# AIM
Copy each line of the records below word for word, omitting the pictures.

Element-and-box listings
────

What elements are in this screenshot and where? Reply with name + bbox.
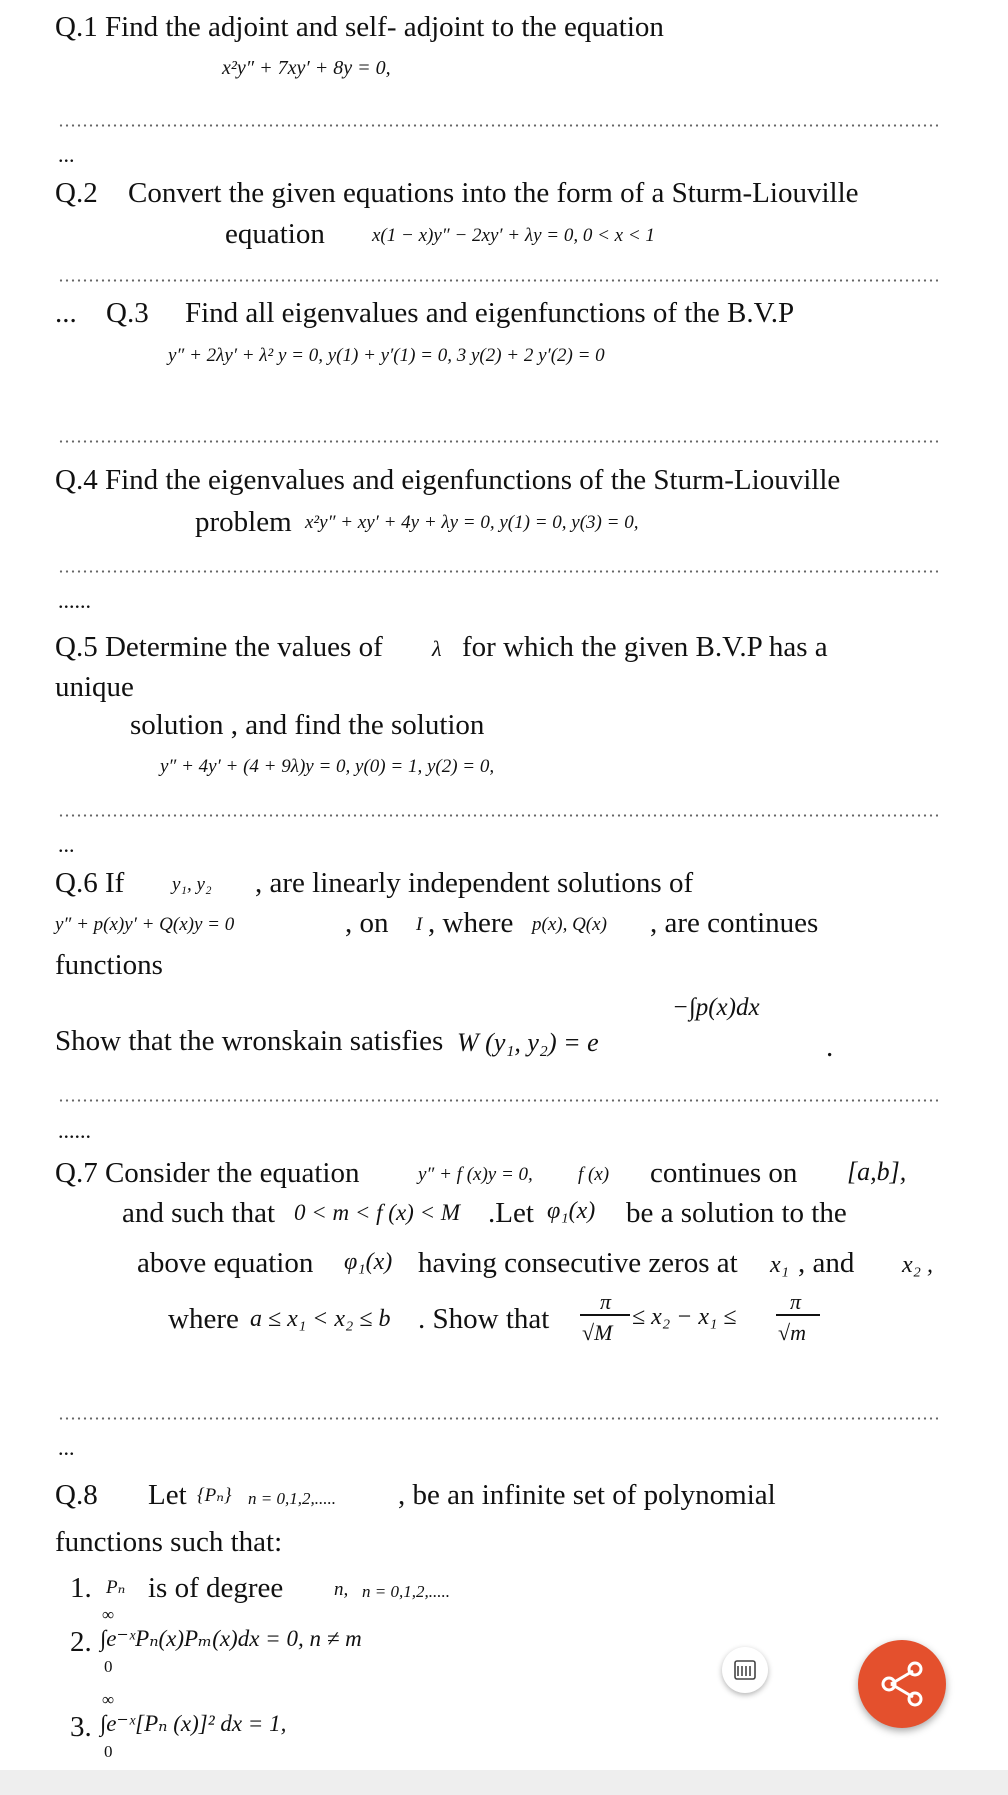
q7-line2-b: .Let bbox=[488, 1197, 534, 1229]
q8-item2-upper: ∞ bbox=[102, 1605, 115, 1624]
list-button[interactable] bbox=[722, 1647, 768, 1693]
separator-tail: ...... bbox=[58, 1118, 91, 1143]
q3-label: Q.3 bbox=[106, 297, 149, 329]
q7-interval: [a,b], bbox=[847, 1157, 907, 1186]
q8-item3-num: 3. bbox=[70, 1711, 92, 1743]
q8-text-a: Let bbox=[148, 1479, 187, 1511]
q7-phi-2: φ₁(x) bbox=[344, 1249, 393, 1275]
q6-vars: y₁, y₂ bbox=[172, 874, 212, 895]
q2-equation: x(1 − x)y″ − 2xy′ + λy = 0, 0 < x < 1 bbox=[372, 225, 655, 246]
separator bbox=[58, 124, 938, 127]
q7-text-a: Q.7 Consider the equation bbox=[55, 1157, 360, 1189]
q6-text-3: Show that the wronskain satisfies bbox=[55, 1025, 444, 1057]
q8-index: n = 0,1,2,..... bbox=[248, 1489, 336, 1508]
q5-text-b: for which the given B.V.P has a bbox=[462, 631, 828, 663]
q6-wronskian: W (y₁, y₂) = e bbox=[457, 1028, 599, 1057]
q8-item2-num: 2. bbox=[70, 1626, 92, 1658]
q7-sqrt-m: √m bbox=[778, 1320, 806, 1345]
q8-item2-lower: 0 bbox=[104, 1657, 113, 1676]
q7-x2: x₂ , bbox=[902, 1252, 933, 1278]
list-icon bbox=[722, 1647, 768, 1693]
q3-prefix: ... bbox=[55, 297, 77, 329]
q8-item1-n: n, bbox=[334, 1579, 349, 1600]
q4-text-2: problem bbox=[195, 506, 292, 538]
q8-item2-integral: ∫e⁻ˣPₙ(x)Pₘ(x)dx = 0, n ≠ m bbox=[100, 1626, 362, 1651]
q6-period: . bbox=[826, 1031, 834, 1063]
q8-item3-lower: 0 bbox=[104, 1742, 113, 1761]
q7-inequality: 0 < m < f (x) < M bbox=[294, 1200, 460, 1225]
q8-item3-integral: ∫e⁻ˣ[Pₙ (x)]² dx = 1, bbox=[100, 1711, 287, 1736]
q7-equation: y″ + f (x)y = 0, bbox=[418, 1164, 533, 1185]
q8-item1-p: Pₙ bbox=[106, 1577, 126, 1598]
q7-pi-right: π bbox=[790, 1289, 802, 1314]
q6-text-2: functions bbox=[55, 949, 163, 981]
q7-line4-a: where bbox=[168, 1303, 239, 1335]
separator-tail: ... bbox=[58, 832, 75, 857]
q8-set: {Pₙ} bbox=[197, 1485, 232, 1506]
q8-item1-num: 1. bbox=[70, 1572, 92, 1604]
q3-text: Find all eigenvalues and eigenfunctions of the B.V.P bbox=[185, 297, 795, 329]
q5-text-2: unique bbox=[55, 671, 134, 703]
q7-f: f (x) bbox=[578, 1164, 610, 1185]
q6-text-c: , on bbox=[345, 907, 389, 939]
q8-text-2: functions such that: bbox=[55, 1526, 283, 1558]
q7-line4-b: . Show that bbox=[418, 1303, 550, 1335]
q6-funcs: p(x), Q(x) bbox=[532, 914, 607, 935]
q8-item1-text: is of degree bbox=[148, 1572, 284, 1604]
q6-wronskian-exponent: −∫p(x)dx bbox=[672, 994, 760, 1021]
separator bbox=[58, 1099, 938, 1102]
q6-interval: I bbox=[416, 914, 423, 935]
separator bbox=[58, 814, 938, 817]
q3-equation: y″ + 2λy′ + λ² y = 0, y(1) + y′(1) = 0, 3 y(2) + 2 y′(2) = 0 bbox=[168, 345, 605, 366]
q6-text-b: , are linearly independent solutions of bbox=[255, 867, 694, 899]
separator bbox=[58, 570, 938, 573]
separator-tail: ... bbox=[58, 142, 75, 167]
q7-line3-c: , and bbox=[798, 1247, 855, 1279]
q2-label: Q.2 bbox=[55, 177, 98, 209]
q7-line3-a: above equation bbox=[137, 1247, 314, 1279]
q5-lambda: λ bbox=[432, 636, 442, 661]
q4-equation: x²y″ + xy′ + 4y + λy = 0, y(1) = 0, y(3) = 0, bbox=[305, 512, 639, 533]
q7-sqrt-M: √M bbox=[582, 1320, 613, 1345]
q2-text: Convert the given equations into the form of a Sturm-Liouville bbox=[128, 177, 859, 209]
share-button[interactable] bbox=[858, 1640, 946, 1728]
fraction-bar bbox=[580, 1314, 630, 1316]
bottom-bar bbox=[0, 1770, 1008, 1795]
share-icon bbox=[858, 1640, 946, 1728]
separator-tail: ... bbox=[58, 1435, 75, 1460]
q7-pi-left: π bbox=[600, 1289, 612, 1314]
q6-equation: y″ + p(x)y′ + Q(x)y = 0 bbox=[55, 914, 235, 935]
q7-middle: ≤ x₂ − x₁ ≤ bbox=[632, 1304, 737, 1330]
separator bbox=[58, 279, 938, 282]
q7-x1: x₁ bbox=[770, 1252, 789, 1278]
q6-label: Q.6 If bbox=[55, 867, 125, 899]
q1-text: Q.1 Find the adjoint and self- adjoint to the equation bbox=[55, 11, 664, 43]
q7-line2-a: and such that bbox=[122, 1197, 276, 1229]
q4-text: Q.4 Find the eigenvalues and eigenfunctions of the Sturm-Liouville bbox=[55, 464, 841, 496]
separator-tail: ...... bbox=[58, 588, 91, 613]
q7-text-b: continues on bbox=[650, 1157, 798, 1189]
separator bbox=[58, 440, 938, 443]
q5-text-3: solution , and find the solution bbox=[130, 709, 485, 741]
q8-item1-range: n = 0,1,2,..... bbox=[362, 1582, 450, 1601]
q1-equation: x²y″ + 7xy′ + 8y = 0, bbox=[222, 57, 391, 79]
q8-text-b: , be an infinite set of polynomial bbox=[398, 1479, 776, 1511]
q6-text-d: , where bbox=[428, 907, 514, 939]
q7-condition: a ≤ x₁ < x₂ ≤ b bbox=[250, 1306, 391, 1332]
q5-text-a: Q.5 Determine the values of bbox=[55, 631, 383, 663]
q2-text-2: equation bbox=[225, 218, 325, 250]
separator bbox=[58, 1417, 938, 1420]
q5-equation: y″ + 4y′ + (4 + 9λ)y = 0, y(0) = 1, y(2) = 0, bbox=[160, 756, 495, 777]
q7-phi: φ₁(x) bbox=[547, 1198, 596, 1224]
q8-label: Q.8 bbox=[55, 1479, 98, 1511]
q8-item3-upper: ∞ bbox=[102, 1690, 115, 1709]
q7-line3-b: having consecutive zeros at bbox=[418, 1247, 738, 1279]
q6-text-e: , are continues bbox=[650, 907, 819, 939]
q7-line2-c: be a solution to the bbox=[626, 1197, 847, 1229]
fraction-bar bbox=[776, 1314, 820, 1316]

────

# CORRECT RESPONSE
What elements are in this screenshot and where? Reply with name + bbox.
q7-line2-b: .Let bbox=[488, 1197, 534, 1229]
q8-item2-upper: ∞ bbox=[102, 1605, 115, 1624]
list-button[interactable] bbox=[722, 1647, 768, 1693]
separator-tail: ...... bbox=[58, 1118, 91, 1143]
q3-label: Q.3 bbox=[106, 297, 149, 329]
q7-interval: [a,b], bbox=[847, 1157, 907, 1186]
q8-item3-num: 3. bbox=[70, 1711, 92, 1743]
q8-text-a: Let bbox=[148, 1479, 187, 1511]
q7-phi-2: φ₁(x) bbox=[344, 1249, 393, 1275]
q6-vars: y₁, y₂ bbox=[172, 874, 212, 895]
q2-equation: x(1 − x)y″ − 2xy′ + λy = 0, 0 < x < 1 bbox=[372, 225, 655, 246]
separator bbox=[58, 124, 938, 127]
q7-text-a: Q.7 Consider the equation bbox=[55, 1157, 360, 1189]
q6-text-3: Show that the wronskain satisfies bbox=[55, 1025, 444, 1057]
q8-index: n = 0,1,2,..... bbox=[248, 1489, 336, 1508]
q5-text-b: for which the given B.V.P has a bbox=[462, 631, 828, 663]
q6-wronskian: W (y₁, y₂) = e bbox=[457, 1028, 599, 1057]
q8-item2-num: 2. bbox=[70, 1626, 92, 1658]
q7-sqrt-m: √m bbox=[778, 1320, 806, 1345]
q8-item2-lower: 0 bbox=[104, 1657, 113, 1676]
q7-x2: x₂ , bbox=[902, 1252, 933, 1278]
list-icon bbox=[722, 1647, 768, 1693]
q3-prefix: ... bbox=[55, 297, 77, 329]
q8-item1-n: n, bbox=[334, 1579, 349, 1600]
q4-text-2: problem bbox=[195, 506, 292, 538]
q8-item2-integral: ∫e⁻ˣPₙ(x)Pₘ(x)dx = 0, n ≠ m bbox=[100, 1626, 362, 1651]
q6-period: . bbox=[826, 1031, 834, 1063]
q8-item3-lower: 0 bbox=[104, 1742, 113, 1761]
q7-inequality: 0 < m < f (x) < M bbox=[294, 1200, 460, 1225]
q8-item3-integral: ∫e⁻ˣ[Pₙ (x)]² dx = 1, bbox=[100, 1711, 287, 1736]
q7-equation: y″ + f (x)y = 0, bbox=[418, 1164, 533, 1185]
q8-item1-p: Pₙ bbox=[106, 1577, 126, 1598]
q7-pi-right: π bbox=[790, 1289, 802, 1314]
q6-text-2: functions bbox=[55, 949, 163, 981]
q7-line4-a: where bbox=[168, 1303, 239, 1335]
separator-tail: ... bbox=[58, 832, 75, 857]
q8-set: {Pₙ} bbox=[197, 1485, 232, 1506]
q8-item1-num: 1. bbox=[70, 1572, 92, 1604]
q3-text: Find all eigenvalues and eigenfunctions of the B.V.P bbox=[185, 297, 795, 329]
q5-text-2: unique bbox=[55, 671, 134, 703]
q7-f: f (x) bbox=[578, 1164, 610, 1185]
q6-text-c: , on bbox=[345, 907, 389, 939]
q8-text-2: functions such that: bbox=[55, 1526, 283, 1558]
q7-line4-b: . Show that bbox=[418, 1303, 550, 1335]
q6-funcs: p(x), Q(x) bbox=[532, 914, 607, 935]
q8-item1-text: is of degree bbox=[148, 1572, 284, 1604]
q6-wronskian-exponent: −∫p(x)dx bbox=[672, 994, 760, 1021]
separator bbox=[58, 1099, 938, 1102]
q6-interval: I bbox=[416, 914, 423, 935]
separator bbox=[58, 814, 938, 817]
q3-equation: y″ + 2λy′ + λ² y = 0, y(1) + y′(1) = 0, 3 y(2) + 2 y′(2) = 0 bbox=[168, 345, 605, 366]
q6-text-b: , are linearly independent solutions of bbox=[255, 867, 694, 899]
separator bbox=[58, 570, 938, 573]
separator-tail: ... bbox=[58, 142, 75, 167]
q7-line3-c: , and bbox=[798, 1247, 855, 1279]
q2-label: Q.2 bbox=[55, 177, 98, 209]
q7-line3-a: above equation bbox=[137, 1247, 314, 1279]
q5-lambda: λ bbox=[432, 636, 442, 661]
q4-equation: x²y″ + xy′ + 4y + λy = 0, y(1) = 0, y(3) = 0, bbox=[305, 512, 639, 533]
q7-sqrt-M: √M bbox=[582, 1320, 613, 1345]
q2-text: Convert the given equations into the form of a Sturm-Liouville bbox=[128, 177, 859, 209]
share-button[interactable] bbox=[858, 1640, 946, 1728]
fraction-bar bbox=[580, 1314, 630, 1316]
bottom-bar bbox=[0, 1770, 1008, 1795]
share-icon bbox=[858, 1640, 946, 1728]
separator-tail: ... bbox=[58, 1435, 75, 1460]
q7-pi-left: π bbox=[600, 1289, 612, 1314]
q6-equation: y″ + p(x)y′ + Q(x)y = 0 bbox=[55, 914, 235, 935]
q7-middle: ≤ x₂ − x₁ ≤ bbox=[632, 1304, 737, 1330]
separator bbox=[58, 279, 938, 282]
q7-x1: x₁ bbox=[770, 1252, 789, 1278]
q6-label: Q.6 If bbox=[55, 867, 125, 899]
q1-text: Q.1 Find the adjoint and self- adjoint to the equation bbox=[55, 11, 664, 43]
q7-line2-a: and such that bbox=[122, 1197, 276, 1229]
q4-text: Q.4 Find the eigenvalues and eigenfunctions of the Sturm-Liouville bbox=[55, 464, 841, 496]
separator-tail: ...... bbox=[58, 588, 91, 613]
q7-text-b: continues on bbox=[650, 1157, 798, 1189]
separator bbox=[58, 440, 938, 443]
q5-text-3: solution , and find the solution bbox=[130, 709, 485, 741]
q8-item1-range: n = 0,1,2,..... bbox=[362, 1582, 450, 1601]
q1-equation: x²y″ + 7xy′ + 8y = 0, bbox=[222, 57, 391, 79]
q8-text-b: , be an infinite set of polynomial bbox=[398, 1479, 776, 1511]
q6-text-d: , where bbox=[428, 907, 514, 939]
q7-condition: a ≤ x₁ < x₂ ≤ b bbox=[250, 1306, 391, 1332]
q5-text-a: Q.5 Determine the values of bbox=[55, 631, 383, 663]
q2-text-2: equation bbox=[225, 218, 325, 250]
separator bbox=[58, 1417, 938, 1420]
q5-equation: y″ + 4y′ + (4 + 9λ)y = 0, y(0) = 1, y(2) = 0, bbox=[160, 756, 495, 777]
q7-phi: φ₁(x) bbox=[547, 1198, 596, 1224]
q8-label: Q.8 bbox=[55, 1479, 98, 1511]
q8-item3-upper: ∞ bbox=[102, 1690, 115, 1709]
q7-line3-b: having consecutive zeros at bbox=[418, 1247, 738, 1279]
q6-text-e: , are continues bbox=[650, 907, 819, 939]
q7-line2-c: be a solution to the bbox=[626, 1197, 847, 1229]
fraction-bar bbox=[776, 1314, 820, 1316]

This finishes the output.